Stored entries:
— begin —
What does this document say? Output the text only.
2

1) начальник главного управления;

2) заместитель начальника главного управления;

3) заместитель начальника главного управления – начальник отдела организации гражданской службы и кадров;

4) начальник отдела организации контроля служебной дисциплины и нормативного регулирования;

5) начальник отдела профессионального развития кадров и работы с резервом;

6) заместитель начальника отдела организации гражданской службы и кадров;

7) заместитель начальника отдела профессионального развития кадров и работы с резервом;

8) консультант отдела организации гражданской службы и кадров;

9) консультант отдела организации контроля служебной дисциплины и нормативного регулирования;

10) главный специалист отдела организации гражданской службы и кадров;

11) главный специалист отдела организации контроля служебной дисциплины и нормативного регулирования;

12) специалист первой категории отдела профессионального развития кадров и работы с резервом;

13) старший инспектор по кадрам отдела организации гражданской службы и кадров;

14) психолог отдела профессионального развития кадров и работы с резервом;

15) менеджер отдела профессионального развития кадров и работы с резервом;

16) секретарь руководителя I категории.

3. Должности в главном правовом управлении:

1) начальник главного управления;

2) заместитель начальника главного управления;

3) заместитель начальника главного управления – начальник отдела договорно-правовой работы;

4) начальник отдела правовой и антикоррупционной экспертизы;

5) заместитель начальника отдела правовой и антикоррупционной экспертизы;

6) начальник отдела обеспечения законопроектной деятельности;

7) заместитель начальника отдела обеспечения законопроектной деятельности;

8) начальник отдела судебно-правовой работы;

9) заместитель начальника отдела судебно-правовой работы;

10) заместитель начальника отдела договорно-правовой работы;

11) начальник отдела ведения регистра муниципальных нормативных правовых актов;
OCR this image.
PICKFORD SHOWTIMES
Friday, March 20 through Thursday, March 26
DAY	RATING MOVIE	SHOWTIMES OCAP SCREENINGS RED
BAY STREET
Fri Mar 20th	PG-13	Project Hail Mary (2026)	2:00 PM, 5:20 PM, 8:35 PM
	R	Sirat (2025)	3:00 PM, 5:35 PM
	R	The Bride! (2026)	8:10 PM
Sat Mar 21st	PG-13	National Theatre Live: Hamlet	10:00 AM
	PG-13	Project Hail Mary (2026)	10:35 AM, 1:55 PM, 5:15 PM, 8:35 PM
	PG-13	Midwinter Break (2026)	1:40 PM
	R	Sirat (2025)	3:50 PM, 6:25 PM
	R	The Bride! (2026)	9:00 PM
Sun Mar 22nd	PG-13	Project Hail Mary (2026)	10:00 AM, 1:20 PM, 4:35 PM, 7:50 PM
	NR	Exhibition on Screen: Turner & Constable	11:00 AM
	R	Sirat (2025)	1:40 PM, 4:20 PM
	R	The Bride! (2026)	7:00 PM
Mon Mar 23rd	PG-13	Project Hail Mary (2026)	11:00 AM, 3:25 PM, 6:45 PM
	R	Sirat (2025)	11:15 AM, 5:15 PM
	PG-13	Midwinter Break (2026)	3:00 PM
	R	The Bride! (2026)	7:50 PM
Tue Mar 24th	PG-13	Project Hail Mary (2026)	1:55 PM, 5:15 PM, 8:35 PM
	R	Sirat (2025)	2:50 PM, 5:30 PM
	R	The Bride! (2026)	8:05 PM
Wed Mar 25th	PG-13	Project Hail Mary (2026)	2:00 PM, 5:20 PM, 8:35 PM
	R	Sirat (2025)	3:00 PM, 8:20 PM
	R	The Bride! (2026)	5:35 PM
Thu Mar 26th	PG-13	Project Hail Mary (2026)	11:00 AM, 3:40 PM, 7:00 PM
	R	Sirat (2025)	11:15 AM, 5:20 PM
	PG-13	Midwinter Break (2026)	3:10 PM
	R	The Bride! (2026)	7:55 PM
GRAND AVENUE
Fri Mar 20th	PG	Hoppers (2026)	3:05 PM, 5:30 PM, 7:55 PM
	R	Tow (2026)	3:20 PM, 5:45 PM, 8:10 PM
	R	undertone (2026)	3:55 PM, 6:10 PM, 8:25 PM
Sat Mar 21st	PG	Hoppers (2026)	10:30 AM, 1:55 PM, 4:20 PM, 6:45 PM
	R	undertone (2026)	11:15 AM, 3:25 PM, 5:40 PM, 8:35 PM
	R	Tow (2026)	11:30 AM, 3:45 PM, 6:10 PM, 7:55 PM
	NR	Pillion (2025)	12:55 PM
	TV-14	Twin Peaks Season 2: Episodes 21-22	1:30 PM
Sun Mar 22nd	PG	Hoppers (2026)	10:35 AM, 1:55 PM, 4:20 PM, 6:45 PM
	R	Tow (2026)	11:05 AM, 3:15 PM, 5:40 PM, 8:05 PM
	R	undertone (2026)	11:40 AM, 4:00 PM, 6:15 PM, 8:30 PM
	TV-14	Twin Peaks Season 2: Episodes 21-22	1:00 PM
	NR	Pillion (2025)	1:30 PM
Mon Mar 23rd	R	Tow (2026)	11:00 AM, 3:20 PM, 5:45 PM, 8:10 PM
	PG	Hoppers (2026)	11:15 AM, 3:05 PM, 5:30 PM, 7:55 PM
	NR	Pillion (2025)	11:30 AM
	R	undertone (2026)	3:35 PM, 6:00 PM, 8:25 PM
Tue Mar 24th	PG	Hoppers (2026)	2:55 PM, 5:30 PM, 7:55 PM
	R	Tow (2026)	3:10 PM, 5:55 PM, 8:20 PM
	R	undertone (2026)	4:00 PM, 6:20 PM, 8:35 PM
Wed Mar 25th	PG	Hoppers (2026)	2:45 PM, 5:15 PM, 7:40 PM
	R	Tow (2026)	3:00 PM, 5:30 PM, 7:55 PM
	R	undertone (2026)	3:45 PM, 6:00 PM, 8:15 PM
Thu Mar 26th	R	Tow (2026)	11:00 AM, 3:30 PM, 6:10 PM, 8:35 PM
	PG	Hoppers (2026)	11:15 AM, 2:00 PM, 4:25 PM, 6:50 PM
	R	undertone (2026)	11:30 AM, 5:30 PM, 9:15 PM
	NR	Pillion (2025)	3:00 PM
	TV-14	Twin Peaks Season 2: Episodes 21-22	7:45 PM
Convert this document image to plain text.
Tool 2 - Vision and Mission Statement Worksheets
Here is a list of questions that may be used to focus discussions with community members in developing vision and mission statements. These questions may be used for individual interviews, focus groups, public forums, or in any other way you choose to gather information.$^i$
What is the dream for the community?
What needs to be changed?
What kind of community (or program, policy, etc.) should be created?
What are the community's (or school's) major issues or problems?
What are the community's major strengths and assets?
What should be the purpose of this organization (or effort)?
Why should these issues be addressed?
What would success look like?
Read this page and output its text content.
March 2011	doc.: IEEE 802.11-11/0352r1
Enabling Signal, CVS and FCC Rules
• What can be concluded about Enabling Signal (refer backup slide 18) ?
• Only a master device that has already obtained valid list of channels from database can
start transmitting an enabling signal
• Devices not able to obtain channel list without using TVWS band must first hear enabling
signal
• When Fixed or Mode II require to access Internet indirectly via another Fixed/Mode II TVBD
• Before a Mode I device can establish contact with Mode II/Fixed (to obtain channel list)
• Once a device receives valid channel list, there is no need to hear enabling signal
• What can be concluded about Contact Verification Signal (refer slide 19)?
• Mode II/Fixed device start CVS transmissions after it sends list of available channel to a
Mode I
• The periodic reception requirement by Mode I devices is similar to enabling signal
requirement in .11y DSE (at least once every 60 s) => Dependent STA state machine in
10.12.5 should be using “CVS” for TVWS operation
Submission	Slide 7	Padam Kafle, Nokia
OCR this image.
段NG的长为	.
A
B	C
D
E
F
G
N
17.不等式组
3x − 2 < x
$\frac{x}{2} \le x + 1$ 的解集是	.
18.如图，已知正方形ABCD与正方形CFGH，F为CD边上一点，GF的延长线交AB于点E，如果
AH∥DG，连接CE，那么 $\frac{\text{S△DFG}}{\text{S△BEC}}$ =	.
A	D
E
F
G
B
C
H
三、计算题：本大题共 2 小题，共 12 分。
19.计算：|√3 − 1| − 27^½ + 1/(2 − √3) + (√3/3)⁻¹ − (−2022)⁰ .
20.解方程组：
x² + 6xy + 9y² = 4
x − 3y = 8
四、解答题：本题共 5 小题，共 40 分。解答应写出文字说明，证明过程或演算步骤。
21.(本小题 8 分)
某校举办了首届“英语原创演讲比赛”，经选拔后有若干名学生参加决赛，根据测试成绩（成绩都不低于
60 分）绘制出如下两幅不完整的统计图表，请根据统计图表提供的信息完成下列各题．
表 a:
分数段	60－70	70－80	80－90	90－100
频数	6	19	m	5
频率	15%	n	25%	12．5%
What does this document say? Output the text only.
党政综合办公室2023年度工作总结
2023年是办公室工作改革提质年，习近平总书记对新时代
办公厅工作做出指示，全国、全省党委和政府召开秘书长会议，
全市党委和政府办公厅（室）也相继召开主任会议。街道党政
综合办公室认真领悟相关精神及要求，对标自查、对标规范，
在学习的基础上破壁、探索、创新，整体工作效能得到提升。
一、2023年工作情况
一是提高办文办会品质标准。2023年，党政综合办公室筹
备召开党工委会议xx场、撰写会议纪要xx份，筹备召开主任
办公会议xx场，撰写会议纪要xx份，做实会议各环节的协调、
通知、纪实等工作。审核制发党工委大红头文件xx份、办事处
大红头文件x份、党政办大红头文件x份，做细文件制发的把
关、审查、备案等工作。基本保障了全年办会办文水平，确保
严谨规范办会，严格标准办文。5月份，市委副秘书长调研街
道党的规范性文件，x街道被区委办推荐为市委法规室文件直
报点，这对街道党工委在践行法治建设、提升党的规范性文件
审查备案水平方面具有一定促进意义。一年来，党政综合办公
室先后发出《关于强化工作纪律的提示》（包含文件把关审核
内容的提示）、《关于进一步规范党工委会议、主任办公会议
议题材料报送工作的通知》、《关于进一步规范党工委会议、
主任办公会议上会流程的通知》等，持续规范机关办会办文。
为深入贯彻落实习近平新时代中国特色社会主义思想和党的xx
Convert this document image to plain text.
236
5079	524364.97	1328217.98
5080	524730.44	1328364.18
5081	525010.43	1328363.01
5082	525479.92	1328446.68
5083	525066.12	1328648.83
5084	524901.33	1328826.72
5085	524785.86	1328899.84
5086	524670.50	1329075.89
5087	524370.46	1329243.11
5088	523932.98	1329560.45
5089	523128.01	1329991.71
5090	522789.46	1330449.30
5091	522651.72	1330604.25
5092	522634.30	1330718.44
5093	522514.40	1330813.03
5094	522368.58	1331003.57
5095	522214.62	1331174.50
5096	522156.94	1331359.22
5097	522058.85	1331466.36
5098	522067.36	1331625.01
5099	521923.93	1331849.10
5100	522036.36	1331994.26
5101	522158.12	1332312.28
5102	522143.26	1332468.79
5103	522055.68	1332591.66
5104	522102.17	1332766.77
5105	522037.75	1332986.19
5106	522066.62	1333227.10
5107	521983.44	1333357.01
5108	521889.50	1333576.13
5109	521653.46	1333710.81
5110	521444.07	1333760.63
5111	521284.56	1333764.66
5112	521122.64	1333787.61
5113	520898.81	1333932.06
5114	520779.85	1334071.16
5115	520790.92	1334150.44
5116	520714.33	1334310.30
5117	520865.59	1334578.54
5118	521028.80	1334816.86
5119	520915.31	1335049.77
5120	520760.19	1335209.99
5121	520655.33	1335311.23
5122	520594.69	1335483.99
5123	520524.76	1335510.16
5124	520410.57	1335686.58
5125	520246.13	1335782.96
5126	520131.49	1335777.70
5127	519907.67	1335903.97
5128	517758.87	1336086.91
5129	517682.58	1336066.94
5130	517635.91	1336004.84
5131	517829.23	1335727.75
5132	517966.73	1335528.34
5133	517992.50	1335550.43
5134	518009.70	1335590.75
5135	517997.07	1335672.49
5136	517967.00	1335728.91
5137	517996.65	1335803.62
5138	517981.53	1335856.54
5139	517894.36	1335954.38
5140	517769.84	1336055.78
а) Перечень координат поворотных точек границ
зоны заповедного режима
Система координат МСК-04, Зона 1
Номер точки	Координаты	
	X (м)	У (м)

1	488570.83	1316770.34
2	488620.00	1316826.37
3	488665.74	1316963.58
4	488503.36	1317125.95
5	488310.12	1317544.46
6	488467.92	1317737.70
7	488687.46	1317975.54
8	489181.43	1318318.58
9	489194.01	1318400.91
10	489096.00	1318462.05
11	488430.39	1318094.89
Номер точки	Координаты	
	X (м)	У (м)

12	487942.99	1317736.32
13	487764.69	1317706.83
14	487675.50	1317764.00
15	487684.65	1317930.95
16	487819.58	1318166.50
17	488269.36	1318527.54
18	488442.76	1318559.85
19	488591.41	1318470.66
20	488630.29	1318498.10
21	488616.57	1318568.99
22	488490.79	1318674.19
— end —
- Work required: Isolate the lines above that contain the word "frac" and copy them.

- Answer to this problem:
$\frac{x}{2} \le x + 1$ 的解集是	.
AH∥DG，连接CE，那么 $\frac{\text{S△DFG}}{\text{S△BEC}}$ =	.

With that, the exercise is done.